What is needed:
The records below are made of lines; count those holding the word "SOLIDWORKS" and give the number only.

━━━

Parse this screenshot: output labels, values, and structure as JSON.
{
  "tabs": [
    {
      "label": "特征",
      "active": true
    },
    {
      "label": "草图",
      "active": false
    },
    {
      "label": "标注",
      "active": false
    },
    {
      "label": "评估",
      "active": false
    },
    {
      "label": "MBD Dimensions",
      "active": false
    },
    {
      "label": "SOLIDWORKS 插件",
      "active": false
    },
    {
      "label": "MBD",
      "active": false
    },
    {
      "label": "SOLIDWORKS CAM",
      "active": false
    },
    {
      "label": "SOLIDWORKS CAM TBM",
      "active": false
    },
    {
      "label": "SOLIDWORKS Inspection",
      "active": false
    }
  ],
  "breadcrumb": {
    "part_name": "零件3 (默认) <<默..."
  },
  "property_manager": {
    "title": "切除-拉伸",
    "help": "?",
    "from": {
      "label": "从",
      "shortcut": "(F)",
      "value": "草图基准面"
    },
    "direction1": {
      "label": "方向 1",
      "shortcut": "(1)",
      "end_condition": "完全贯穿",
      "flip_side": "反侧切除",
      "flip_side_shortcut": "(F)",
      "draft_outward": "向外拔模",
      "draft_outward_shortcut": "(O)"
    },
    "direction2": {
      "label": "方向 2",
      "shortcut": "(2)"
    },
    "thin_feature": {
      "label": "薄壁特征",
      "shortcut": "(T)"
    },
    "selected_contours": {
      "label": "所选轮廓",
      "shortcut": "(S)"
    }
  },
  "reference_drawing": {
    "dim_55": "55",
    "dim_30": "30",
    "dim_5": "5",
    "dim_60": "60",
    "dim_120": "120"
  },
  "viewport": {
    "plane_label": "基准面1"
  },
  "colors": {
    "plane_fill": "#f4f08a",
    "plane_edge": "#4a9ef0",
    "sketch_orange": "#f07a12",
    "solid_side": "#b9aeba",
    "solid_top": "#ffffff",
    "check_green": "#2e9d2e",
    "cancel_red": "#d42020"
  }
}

━━━

Correct output:
4